■ Directive:
Print the listing below verbatim, every line in its original order, with nothing added or changed.

* START Task input *

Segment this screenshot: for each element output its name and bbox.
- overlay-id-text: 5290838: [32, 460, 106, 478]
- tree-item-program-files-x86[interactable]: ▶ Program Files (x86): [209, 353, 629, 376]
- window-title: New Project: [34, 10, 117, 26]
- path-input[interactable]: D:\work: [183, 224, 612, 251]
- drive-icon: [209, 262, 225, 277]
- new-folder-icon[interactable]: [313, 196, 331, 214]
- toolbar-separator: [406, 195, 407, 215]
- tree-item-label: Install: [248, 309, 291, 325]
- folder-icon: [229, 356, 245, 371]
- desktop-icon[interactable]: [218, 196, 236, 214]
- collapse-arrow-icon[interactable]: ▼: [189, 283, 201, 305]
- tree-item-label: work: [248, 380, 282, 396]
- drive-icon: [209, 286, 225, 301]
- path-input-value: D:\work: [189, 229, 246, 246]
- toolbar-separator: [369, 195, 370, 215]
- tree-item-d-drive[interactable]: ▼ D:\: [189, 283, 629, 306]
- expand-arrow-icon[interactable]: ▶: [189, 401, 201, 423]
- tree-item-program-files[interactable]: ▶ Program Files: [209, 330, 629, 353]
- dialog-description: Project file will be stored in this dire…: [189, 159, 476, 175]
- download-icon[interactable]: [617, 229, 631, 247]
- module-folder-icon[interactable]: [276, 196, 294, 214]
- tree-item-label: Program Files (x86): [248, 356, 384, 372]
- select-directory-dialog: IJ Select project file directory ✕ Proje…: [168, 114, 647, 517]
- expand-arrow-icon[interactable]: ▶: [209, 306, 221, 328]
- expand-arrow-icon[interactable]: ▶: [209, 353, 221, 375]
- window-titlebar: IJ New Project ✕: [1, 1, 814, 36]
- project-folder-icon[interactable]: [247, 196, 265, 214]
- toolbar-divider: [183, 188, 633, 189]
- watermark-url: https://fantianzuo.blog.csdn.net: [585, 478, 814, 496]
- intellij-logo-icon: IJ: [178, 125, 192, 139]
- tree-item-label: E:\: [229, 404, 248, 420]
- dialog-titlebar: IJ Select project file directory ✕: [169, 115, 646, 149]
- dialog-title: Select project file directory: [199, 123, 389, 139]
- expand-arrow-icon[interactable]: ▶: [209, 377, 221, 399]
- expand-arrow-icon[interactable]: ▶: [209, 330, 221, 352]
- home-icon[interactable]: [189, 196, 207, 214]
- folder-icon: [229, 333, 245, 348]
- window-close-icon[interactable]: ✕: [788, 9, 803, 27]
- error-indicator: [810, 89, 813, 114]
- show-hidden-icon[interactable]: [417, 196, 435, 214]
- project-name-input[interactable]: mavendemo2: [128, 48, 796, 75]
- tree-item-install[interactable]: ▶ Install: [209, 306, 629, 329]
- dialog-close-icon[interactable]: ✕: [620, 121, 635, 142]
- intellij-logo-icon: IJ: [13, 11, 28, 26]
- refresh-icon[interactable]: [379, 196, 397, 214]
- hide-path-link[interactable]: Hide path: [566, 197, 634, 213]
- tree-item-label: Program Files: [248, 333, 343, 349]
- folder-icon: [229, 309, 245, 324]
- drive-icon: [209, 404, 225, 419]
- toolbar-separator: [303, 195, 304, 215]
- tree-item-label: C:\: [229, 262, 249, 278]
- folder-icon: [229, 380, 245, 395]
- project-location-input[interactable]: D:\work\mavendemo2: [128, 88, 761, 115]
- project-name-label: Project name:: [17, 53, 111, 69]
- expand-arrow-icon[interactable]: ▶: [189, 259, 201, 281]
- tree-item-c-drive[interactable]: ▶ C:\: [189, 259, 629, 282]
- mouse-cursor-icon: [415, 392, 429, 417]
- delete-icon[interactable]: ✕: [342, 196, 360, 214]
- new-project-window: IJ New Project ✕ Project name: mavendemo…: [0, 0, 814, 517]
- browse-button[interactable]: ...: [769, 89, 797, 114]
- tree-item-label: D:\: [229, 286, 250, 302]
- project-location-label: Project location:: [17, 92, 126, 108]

* END Task input *

■ Correct response:
Segment this screenshot: for each element output its name and bbox.
- overlay-id-text: 5290838: [32, 460, 106, 478]
- tree-item-program-files-x86[interactable]: ▶ Program Files (x86): [209, 353, 629, 376]
- window-title: New Project: [34, 10, 117, 26]
- path-input[interactable]: D:\work: [183, 224, 612, 251]
- drive-icon: [209, 262, 225, 277]
- new-folder-icon[interactable]: [313, 196, 331, 214]
- toolbar-separator: [406, 195, 407, 215]
- tree-item-label: Install: [248, 309, 291, 325]
- folder-icon: [229, 356, 245, 371]
- desktop-icon[interactable]: [218, 196, 236, 214]
- collapse-arrow-icon[interactable]: ▼: [189, 283, 201, 305]
- tree-item-label: work: [248, 380, 282, 396]
- drive-icon: [209, 286, 225, 301]
- path-input-value: D:\work: [189, 229, 246, 246]
- toolbar-separator: [369, 195, 370, 215]
- tree-item-d-drive[interactable]: ▼ D:\: [189, 283, 629, 306]
- expand-arrow-icon[interactable]: ▶: [189, 401, 201, 423]
- tree-item-program-files[interactable]: ▶ Program Files: [209, 330, 629, 353]
- dialog-description: Project file will be stored in this dire…: [189, 159, 476, 175]
- download-icon[interactable]: [617, 229, 631, 247]
- module-folder-icon[interactable]: [276, 196, 294, 214]
- tree-item-label: Program Files (x86): [248, 356, 384, 372]
- select-directory-dialog: IJ Select project file directory ✕ Proje…: [168, 114, 647, 517]
- expand-arrow-icon[interactable]: ▶: [209, 306, 221, 328]
- expand-arrow-icon[interactable]: ▶: [209, 353, 221, 375]
- window-titlebar: IJ New Project ✕: [1, 1, 814, 36]
- project-folder-icon[interactable]: [247, 196, 265, 214]
- toolbar-divider: [183, 188, 633, 189]
- watermark-url: https://fantianzuo.blog.csdn.net: [585, 478, 814, 496]
- intellij-logo-icon: IJ: [178, 125, 192, 139]
- tree-item-label: E:\: [229, 404, 248, 420]
- dialog-titlebar: IJ Select project file directory ✕: [169, 115, 646, 149]
- dialog-title: Select project file directory: [199, 123, 389, 139]
- expand-arrow-icon[interactable]: ▶: [209, 377, 221, 399]
- expand-arrow-icon[interactable]: ▶: [209, 330, 221, 352]
- home-icon[interactable]: [189, 196, 207, 214]
- folder-icon: [229, 333, 245, 348]
- window-close-icon[interactable]: ✕: [788, 9, 803, 27]
- error-indicator: [810, 89, 813, 114]
- show-hidden-icon[interactable]: [417, 196, 435, 214]
- project-name-input[interactable]: mavendemo2: [128, 48, 796, 75]
- tree-item-install[interactable]: ▶ Install: [209, 306, 629, 329]
- dialog-close-icon[interactable]: ✕: [620, 121, 635, 142]
- intellij-logo-icon: IJ: [13, 11, 28, 26]
- refresh-icon[interactable]: [379, 196, 397, 214]
- hide-path-link[interactable]: Hide path: [566, 197, 634, 213]
- tree-item-label: Program Files: [248, 333, 343, 349]
- folder-icon: [229, 309, 245, 324]
- drive-icon: [209, 404, 225, 419]
- toolbar-separator: [303, 195, 304, 215]
- tree-item-label: C:\: [229, 262, 249, 278]
- folder-icon: [229, 380, 245, 395]
- project-location-input[interactable]: D:\work\mavendemo2: [128, 88, 761, 115]
- project-name-label: Project name:: [17, 53, 111, 69]
- expand-arrow-icon[interactable]: ▶: [189, 259, 201, 281]
- tree-item-c-drive[interactable]: ▶ C:\: [189, 259, 629, 282]
- mouse-cursor-icon: [415, 392, 429, 417]
- delete-icon[interactable]: ✕: [342, 196, 360, 214]
- new-project-window: IJ New Project ✕ Project name: mavendemo…: [0, 0, 814, 517]
- browse-button[interactable]: ...: [769, 89, 797, 114]
- tree-item-label: D:\: [229, 286, 250, 302]
- project-location-label: Project location:: [17, 92, 126, 108]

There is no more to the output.